### Problem description
Will you quote all of the entries, word for word?

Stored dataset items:
━━━━━━
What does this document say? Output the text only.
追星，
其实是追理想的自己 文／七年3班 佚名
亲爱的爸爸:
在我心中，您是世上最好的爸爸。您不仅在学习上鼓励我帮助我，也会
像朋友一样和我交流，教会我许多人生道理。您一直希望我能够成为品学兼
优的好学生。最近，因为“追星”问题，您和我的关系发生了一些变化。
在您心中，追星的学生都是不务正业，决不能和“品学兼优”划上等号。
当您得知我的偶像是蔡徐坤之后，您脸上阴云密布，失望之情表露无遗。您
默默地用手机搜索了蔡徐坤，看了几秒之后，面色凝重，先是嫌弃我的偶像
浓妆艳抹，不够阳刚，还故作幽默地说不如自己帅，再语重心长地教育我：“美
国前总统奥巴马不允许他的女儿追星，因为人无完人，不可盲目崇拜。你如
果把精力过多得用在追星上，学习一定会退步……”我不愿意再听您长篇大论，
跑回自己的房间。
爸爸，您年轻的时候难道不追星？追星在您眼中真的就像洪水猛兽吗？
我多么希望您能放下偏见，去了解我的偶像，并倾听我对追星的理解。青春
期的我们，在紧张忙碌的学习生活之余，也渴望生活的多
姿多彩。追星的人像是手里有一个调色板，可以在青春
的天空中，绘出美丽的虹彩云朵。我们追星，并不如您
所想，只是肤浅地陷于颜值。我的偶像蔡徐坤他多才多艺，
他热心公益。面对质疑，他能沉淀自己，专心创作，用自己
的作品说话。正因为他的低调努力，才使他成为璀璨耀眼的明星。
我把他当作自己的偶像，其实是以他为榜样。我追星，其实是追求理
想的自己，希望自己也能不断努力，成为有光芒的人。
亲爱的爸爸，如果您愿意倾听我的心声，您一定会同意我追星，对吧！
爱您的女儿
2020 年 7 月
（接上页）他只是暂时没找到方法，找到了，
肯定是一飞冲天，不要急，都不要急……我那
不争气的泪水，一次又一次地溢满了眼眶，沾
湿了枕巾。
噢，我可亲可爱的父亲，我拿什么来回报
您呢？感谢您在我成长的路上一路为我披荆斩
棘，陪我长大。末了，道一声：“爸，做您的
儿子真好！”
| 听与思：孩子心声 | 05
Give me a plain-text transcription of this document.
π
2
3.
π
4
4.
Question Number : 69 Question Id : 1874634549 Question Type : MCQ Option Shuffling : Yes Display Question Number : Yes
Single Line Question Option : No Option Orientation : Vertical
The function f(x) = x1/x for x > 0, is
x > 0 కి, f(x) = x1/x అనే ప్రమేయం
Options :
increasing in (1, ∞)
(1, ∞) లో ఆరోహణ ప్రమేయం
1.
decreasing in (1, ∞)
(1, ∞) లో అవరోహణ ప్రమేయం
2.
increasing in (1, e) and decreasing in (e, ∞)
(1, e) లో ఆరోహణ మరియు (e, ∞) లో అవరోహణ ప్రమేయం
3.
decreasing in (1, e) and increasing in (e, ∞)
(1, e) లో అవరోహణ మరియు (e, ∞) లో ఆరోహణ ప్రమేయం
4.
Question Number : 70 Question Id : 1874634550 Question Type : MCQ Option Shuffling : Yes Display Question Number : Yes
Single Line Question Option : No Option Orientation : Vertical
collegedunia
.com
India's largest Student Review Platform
━━━━━━
### Exercise result
What does this document say? Output the text only.
追星，
其实是追理想的自己 文／七年3班 佚名
亲爱的爸爸:
在我心中，您是世上最好的爸爸。您不仅在学习上鼓励我帮助我，也会
像朋友一样和我交流，教会我许多人生道理。您一直希望我能够成为品学兼
优的好学生。最近，因为“追星”问题，您和我的关系发生了一些变化。
在您心中，追星的学生都是不务正业，决不能和“品学兼优”划上等号。
当您得知我的偶像是蔡徐坤之后，您脸上阴云密布，失望之情表露无遗。您
默默地用手机搜索了蔡徐坤，看了几秒之后，面色凝重，先是嫌弃我的偶像
浓妆艳抹，不够阳刚，还故作幽默地说不如自己帅，再语重心长地教育我：“美
国前总统奥巴马不允许他的女儿追星，因为人无完人，不可盲目崇拜。你如
果把精力过多得用在追星上，学习一定会退步……”我不愿意再听您长篇大论，
跑回自己的房间。
爸爸，您年轻的时候难道不追星？追星在您眼中真的就像洪水猛兽吗？
我多么希望您能放下偏见，去了解我的偶像，并倾听我对追星的理解。青春
期的我们，在紧张忙碌的学习生活之余，也渴望生活的多
姿多彩。追星的人像是手里有一个调色板，可以在青春
的天空中，绘出美丽的虹彩云朵。我们追星，并不如您
所想，只是肤浅地陷于颜值。我的偶像蔡徐坤他多才多艺，
他热心公益。面对质疑，他能沉淀自己，专心创作，用自己
的作品说话。正因为他的低调努力，才使他成为璀璨耀眼的明星。
我把他当作自己的偶像，其实是以他为榜样。我追星，其实是追求理
想的自己，希望自己也能不断努力，成为有光芒的人。
亲爱的爸爸，如果您愿意倾听我的心声，您一定会同意我追星，对吧！
爱您的女儿
2020 年 7 月
（接上页）他只是暂时没找到方法，找到了，
肯定是一飞冲天，不要急，都不要急……我那
不争气的泪水，一次又一次地溢满了眼眶，沾
湿了枕巾。
噢，我可亲可爱的父亲，我拿什么来回报
您呢？感谢您在我成长的路上一路为我披荆斩
棘，陪我长大。末了，道一声：“爸，做您的
儿子真好！”
| 听与思：孩子心声 | 05
Give me a plain-text transcription of this document.
π
2
3.
π
4
4.
Question Number : 69 Question Id : 1874634549 Question Type : MCQ Option Shuffling : Yes Display Question Number : Yes
Single Line Question Option : No Option Orientation : Vertical
The function f(x) = x1/x for x > 0, is
x > 0 కి, f(x) = x1/x అనే ప్రమేయం
Options :
increasing in (1, ∞)
(1, ∞) లో ఆరోహణ ప్రమేయం
1.
decreasing in (1, ∞)
(1, ∞) లో అవరోహణ ప్రమేయం
2.
increasing in (1, e) and decreasing in (e, ∞)
(1, e) లో ఆరోహణ మరియు (e, ∞) లో అవరోహణ ప్రమేయం
3.
decreasing in (1, e) and increasing in (e, ∞)
(1, e) లో అవరోహణ మరియు (e, ∞) లో ఆరోహణ ప్రమేయం
4.
Question Number : 70 Question Id : 1874634550 Question Type : MCQ Option Shuffling : Yes Display Question Number : Yes
Single Line Question Option : No Option Orientation : Vertical
collegedunia
.com
India's largest Student Review Platform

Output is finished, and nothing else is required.